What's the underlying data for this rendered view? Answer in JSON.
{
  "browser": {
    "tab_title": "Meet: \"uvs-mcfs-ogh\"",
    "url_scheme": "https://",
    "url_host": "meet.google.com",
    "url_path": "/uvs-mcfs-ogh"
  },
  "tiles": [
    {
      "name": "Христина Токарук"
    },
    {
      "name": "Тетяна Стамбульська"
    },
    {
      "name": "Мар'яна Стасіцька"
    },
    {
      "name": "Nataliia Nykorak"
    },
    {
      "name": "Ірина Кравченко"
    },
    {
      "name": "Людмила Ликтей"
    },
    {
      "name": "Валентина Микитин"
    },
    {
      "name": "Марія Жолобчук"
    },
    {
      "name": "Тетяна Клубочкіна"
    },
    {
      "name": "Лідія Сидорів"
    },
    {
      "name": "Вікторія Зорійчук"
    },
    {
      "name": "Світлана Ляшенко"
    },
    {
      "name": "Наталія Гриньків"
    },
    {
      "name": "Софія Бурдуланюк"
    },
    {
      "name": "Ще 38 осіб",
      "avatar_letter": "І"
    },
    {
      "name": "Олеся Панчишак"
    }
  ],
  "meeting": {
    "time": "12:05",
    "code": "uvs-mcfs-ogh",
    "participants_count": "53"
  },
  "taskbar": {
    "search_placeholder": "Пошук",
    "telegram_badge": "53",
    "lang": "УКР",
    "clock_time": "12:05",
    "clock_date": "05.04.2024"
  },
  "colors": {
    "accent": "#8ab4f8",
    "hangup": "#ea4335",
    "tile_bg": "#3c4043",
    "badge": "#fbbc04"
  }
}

==============================

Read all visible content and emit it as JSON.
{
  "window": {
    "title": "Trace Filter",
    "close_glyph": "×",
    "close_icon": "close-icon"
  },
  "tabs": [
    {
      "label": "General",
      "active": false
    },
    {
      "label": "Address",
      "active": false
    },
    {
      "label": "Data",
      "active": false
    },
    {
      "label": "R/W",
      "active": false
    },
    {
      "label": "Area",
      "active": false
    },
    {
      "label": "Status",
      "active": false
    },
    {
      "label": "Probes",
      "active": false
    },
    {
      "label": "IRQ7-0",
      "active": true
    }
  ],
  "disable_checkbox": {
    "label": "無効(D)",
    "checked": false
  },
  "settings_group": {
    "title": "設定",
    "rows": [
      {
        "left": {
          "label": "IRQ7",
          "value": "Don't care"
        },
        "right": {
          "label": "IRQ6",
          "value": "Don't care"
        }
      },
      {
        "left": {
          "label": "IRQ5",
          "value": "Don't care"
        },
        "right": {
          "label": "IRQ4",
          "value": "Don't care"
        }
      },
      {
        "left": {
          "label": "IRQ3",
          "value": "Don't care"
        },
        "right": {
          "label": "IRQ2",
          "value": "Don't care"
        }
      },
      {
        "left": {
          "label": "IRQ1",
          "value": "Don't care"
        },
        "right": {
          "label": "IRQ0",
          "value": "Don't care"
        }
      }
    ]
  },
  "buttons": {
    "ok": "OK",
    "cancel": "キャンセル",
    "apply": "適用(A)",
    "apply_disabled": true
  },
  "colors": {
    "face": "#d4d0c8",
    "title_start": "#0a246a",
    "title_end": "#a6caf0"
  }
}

==============================

GOAL OF THE EXERCISE: Exactly how many lines of the listing above contain the string "JSON"? Give no more than the number.

WRITTEN SOLUTION: 2